• _Do this_
Collect each line holding the string "运动会手持长棒卡通造型铝膜气球儿童幼儿园学校活".

• _Dataset extract_
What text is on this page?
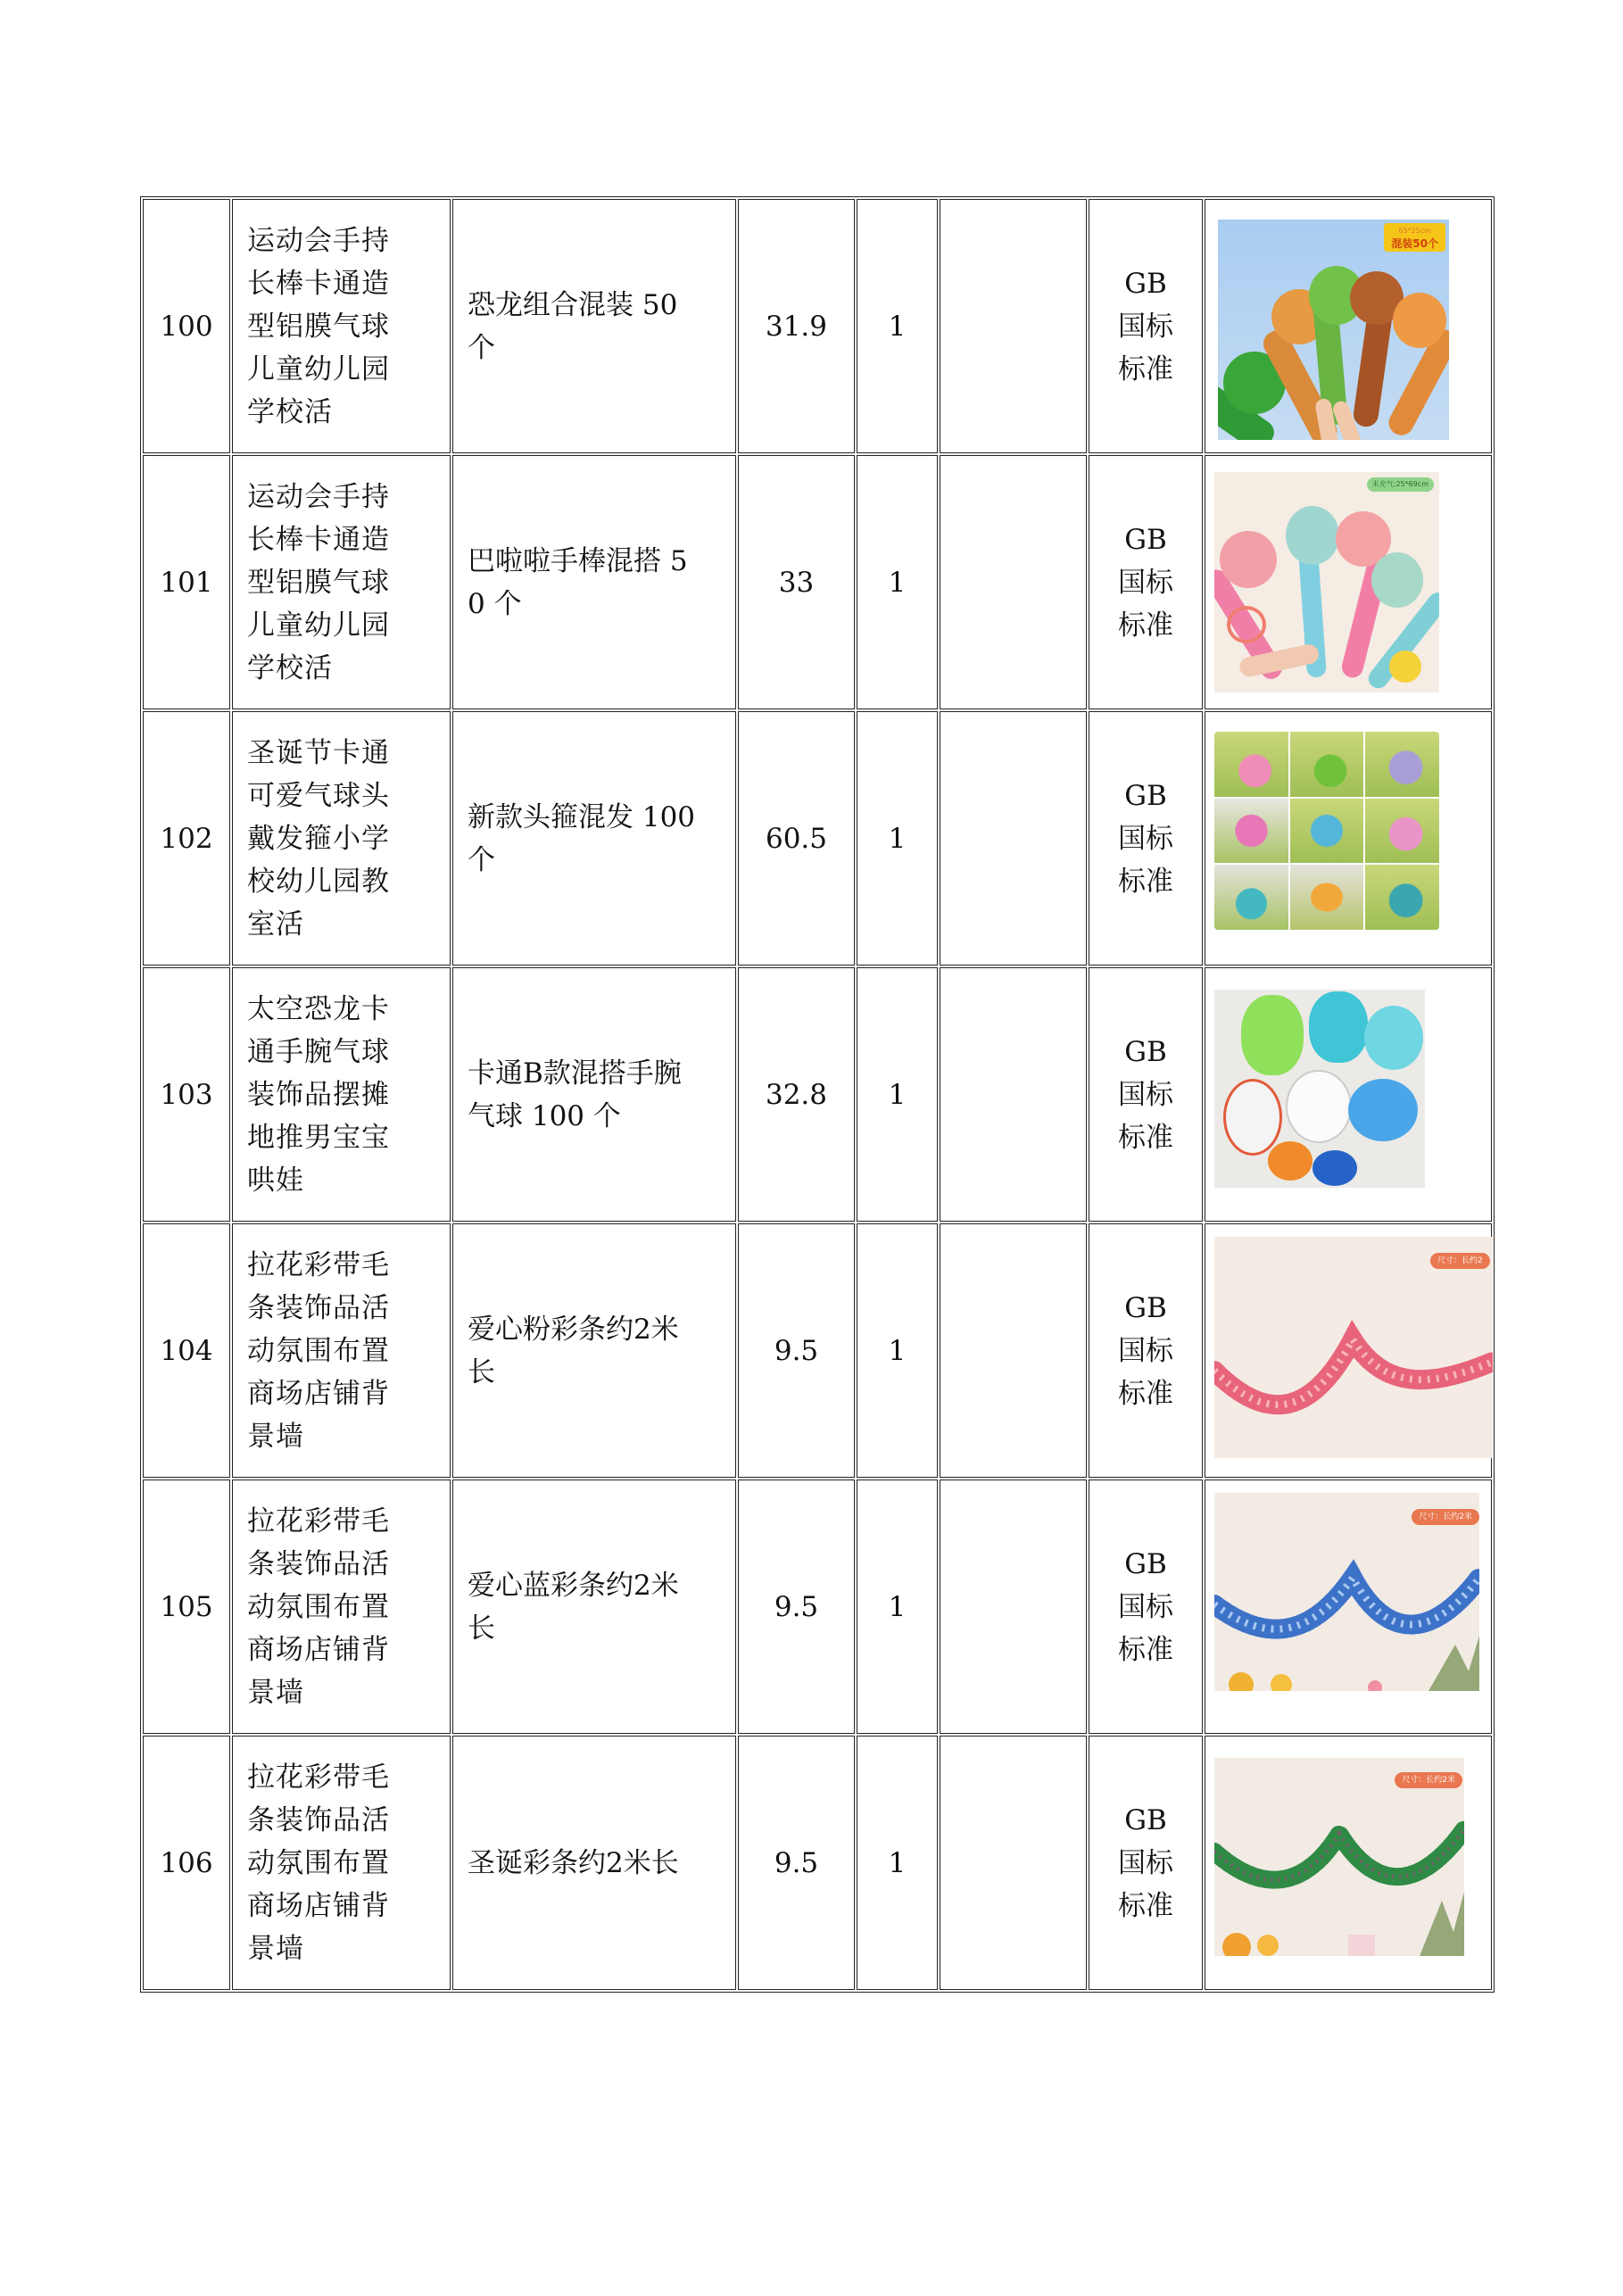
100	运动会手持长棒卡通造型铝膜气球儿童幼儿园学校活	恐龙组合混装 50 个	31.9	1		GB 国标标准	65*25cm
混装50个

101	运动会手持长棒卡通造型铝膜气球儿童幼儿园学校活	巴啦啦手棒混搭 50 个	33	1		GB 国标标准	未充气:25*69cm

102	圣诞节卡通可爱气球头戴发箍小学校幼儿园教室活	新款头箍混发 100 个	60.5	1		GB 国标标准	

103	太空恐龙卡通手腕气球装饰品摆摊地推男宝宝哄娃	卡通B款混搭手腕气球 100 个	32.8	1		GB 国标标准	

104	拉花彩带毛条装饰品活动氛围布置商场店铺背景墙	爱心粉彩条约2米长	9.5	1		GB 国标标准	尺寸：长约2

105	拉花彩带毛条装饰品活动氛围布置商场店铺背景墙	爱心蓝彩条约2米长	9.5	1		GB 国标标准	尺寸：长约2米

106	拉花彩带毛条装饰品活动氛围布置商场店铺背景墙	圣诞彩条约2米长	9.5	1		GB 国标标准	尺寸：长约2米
==
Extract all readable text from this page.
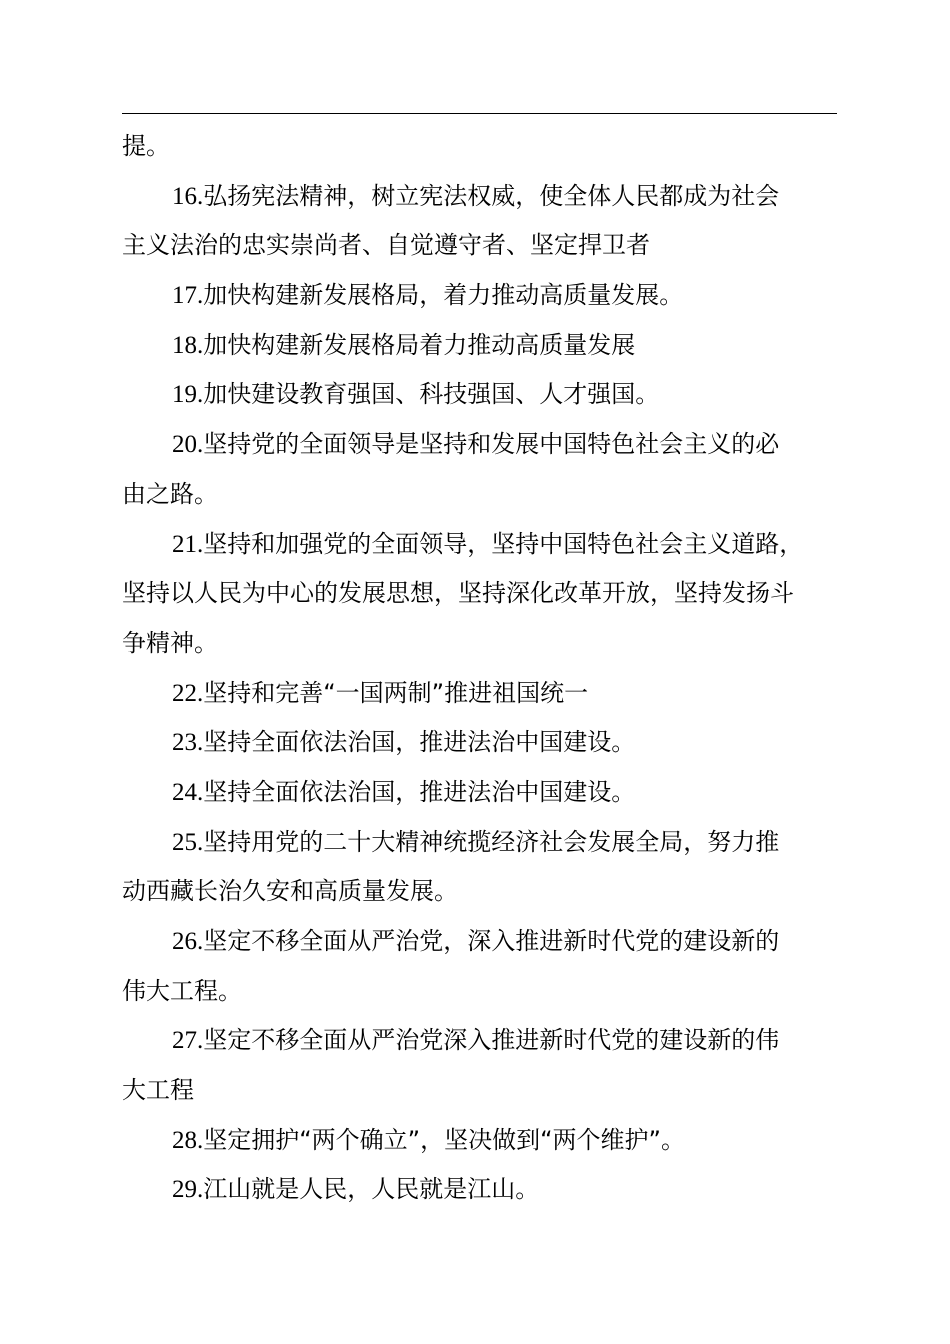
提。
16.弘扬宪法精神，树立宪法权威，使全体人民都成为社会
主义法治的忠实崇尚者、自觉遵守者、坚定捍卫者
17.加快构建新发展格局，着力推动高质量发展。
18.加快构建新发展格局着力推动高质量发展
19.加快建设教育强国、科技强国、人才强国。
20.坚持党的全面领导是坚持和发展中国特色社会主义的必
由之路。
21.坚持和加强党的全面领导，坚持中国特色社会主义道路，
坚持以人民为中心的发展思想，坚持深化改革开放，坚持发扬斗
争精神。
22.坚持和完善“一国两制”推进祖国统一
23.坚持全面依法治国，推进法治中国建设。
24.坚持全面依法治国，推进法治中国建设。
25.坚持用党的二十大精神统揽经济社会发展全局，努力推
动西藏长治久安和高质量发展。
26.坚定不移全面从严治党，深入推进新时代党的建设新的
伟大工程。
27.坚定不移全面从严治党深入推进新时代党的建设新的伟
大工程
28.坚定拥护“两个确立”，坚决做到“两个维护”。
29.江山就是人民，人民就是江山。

• _Task solution_
100	运动会手持长棒卡通造型铝膜气球儿童幼儿园学校活	恐龙组合混装 50 个	31.9	1		GB 国标标准	65*25cm
101	运动会手持长棒卡通造型铝膜气球儿童幼儿园学校活	巴啦啦手棒混搭 50 个	33	1		GB 国标标准	未充气:25*69cm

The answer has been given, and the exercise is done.